Start of MATERIAL SHOWN

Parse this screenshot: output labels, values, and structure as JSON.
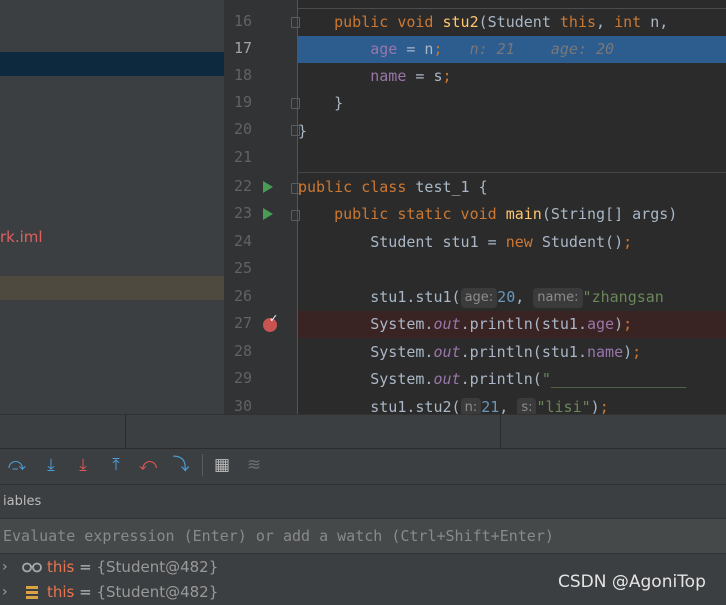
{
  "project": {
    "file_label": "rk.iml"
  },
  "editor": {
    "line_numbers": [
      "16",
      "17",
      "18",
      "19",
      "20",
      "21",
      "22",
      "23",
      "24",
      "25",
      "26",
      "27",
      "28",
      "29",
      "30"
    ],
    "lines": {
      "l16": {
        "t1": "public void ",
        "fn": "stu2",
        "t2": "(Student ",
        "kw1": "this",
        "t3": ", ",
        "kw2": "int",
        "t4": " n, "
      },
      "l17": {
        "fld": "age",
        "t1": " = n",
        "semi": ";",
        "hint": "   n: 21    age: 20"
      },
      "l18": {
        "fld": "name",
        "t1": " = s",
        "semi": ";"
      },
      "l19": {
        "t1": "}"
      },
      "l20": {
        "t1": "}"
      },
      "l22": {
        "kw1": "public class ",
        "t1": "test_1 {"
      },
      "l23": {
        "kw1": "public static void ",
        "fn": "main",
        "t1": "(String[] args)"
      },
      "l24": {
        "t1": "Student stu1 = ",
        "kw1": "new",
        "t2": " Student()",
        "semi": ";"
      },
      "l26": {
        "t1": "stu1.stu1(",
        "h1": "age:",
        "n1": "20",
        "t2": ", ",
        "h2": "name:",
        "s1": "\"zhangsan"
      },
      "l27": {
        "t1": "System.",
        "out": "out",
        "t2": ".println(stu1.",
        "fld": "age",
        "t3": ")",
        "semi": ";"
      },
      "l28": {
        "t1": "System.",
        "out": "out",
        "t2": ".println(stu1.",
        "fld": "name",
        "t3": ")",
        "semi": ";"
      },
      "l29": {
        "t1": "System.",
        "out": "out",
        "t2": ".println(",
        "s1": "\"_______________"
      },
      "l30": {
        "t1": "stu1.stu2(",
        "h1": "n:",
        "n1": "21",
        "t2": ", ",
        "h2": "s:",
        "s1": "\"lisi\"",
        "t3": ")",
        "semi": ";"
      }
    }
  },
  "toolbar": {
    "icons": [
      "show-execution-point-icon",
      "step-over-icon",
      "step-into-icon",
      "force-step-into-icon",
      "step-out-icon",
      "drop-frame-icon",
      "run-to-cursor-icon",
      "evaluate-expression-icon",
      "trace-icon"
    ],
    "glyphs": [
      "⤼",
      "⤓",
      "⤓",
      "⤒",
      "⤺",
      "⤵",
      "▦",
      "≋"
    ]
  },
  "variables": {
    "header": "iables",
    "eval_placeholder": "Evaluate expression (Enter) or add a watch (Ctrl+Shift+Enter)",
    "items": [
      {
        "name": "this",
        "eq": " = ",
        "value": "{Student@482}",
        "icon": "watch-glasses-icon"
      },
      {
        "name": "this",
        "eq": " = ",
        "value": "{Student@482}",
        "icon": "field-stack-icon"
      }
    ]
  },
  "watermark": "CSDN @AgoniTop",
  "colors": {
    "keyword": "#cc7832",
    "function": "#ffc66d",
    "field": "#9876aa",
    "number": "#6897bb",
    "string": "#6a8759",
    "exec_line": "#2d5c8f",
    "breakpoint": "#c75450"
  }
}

End of MATERIAL SHOWN
Start of MATERIAL SHOWN

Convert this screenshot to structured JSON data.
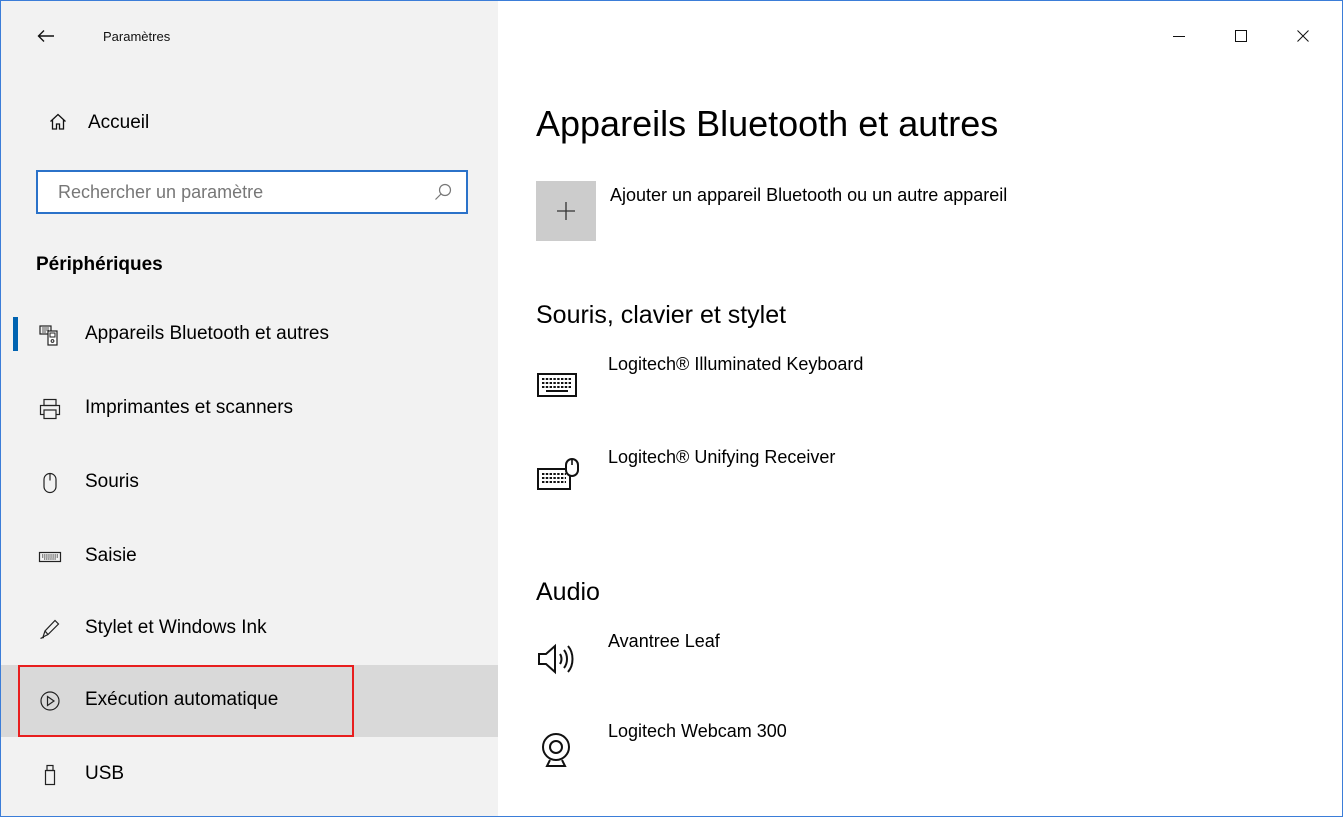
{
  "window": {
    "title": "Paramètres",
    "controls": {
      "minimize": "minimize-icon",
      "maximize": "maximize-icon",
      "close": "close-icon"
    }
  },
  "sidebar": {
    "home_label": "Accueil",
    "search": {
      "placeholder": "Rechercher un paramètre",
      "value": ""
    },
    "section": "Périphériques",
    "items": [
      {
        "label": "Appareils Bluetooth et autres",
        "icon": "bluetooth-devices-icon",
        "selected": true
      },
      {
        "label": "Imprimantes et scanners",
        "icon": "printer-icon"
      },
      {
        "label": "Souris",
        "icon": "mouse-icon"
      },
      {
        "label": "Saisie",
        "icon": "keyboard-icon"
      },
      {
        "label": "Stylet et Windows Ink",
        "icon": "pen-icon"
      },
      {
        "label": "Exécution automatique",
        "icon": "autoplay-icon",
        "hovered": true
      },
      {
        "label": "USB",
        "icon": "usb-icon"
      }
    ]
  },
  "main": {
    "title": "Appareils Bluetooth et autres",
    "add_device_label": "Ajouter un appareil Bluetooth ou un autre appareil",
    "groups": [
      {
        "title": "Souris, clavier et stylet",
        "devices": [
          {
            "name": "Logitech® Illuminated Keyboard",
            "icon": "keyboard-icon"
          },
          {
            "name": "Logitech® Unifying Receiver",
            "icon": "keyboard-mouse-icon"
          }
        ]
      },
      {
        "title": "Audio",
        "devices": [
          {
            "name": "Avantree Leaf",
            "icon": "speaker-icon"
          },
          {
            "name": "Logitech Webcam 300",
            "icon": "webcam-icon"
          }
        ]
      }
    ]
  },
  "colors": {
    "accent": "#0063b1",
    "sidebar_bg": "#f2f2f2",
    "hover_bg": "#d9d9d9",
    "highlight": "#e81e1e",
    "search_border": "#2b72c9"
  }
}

End of MATERIAL SHOWN
Start of MATERIAL SHOWN

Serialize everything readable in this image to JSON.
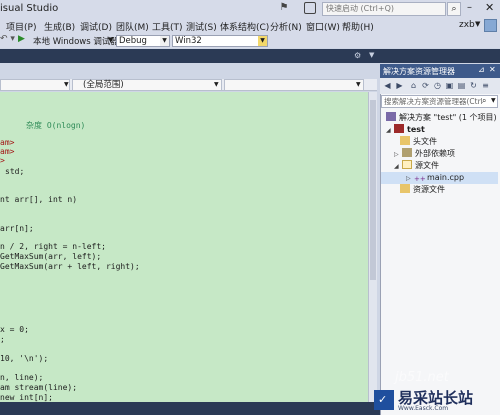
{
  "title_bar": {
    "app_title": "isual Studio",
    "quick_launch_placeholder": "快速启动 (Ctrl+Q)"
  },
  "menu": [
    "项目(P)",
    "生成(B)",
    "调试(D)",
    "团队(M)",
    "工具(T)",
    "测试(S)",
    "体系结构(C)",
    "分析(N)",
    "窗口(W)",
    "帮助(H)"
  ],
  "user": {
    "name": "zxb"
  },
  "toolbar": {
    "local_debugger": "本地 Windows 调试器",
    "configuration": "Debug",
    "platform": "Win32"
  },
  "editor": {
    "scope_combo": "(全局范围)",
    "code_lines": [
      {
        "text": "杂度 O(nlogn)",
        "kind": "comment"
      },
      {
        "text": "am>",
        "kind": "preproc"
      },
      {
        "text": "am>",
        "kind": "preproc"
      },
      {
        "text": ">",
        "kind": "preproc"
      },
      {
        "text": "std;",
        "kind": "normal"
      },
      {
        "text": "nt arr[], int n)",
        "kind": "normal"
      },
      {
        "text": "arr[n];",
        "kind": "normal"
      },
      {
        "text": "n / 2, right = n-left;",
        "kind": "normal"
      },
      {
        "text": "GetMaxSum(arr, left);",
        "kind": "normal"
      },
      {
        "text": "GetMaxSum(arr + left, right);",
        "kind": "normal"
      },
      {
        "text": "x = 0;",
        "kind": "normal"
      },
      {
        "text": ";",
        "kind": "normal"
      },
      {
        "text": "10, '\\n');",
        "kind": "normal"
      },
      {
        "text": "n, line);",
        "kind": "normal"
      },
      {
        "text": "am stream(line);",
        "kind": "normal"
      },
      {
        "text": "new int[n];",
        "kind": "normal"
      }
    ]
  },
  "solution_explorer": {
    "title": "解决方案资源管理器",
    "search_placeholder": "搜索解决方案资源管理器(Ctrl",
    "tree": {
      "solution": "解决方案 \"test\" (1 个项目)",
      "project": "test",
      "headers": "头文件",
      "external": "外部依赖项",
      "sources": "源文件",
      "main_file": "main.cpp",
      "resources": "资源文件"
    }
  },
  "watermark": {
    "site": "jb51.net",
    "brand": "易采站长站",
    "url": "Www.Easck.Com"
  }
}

End of MATERIAL SHOWN

_JOB_: Where a line holds the string "JSON", copy that line.

_SOLVED EXERCISE_:
Parse this screenshot: output labels, values, and structure as JSON.
Convert this screenshot to structured JSON data.
Serialize everything readable in this image to JSON.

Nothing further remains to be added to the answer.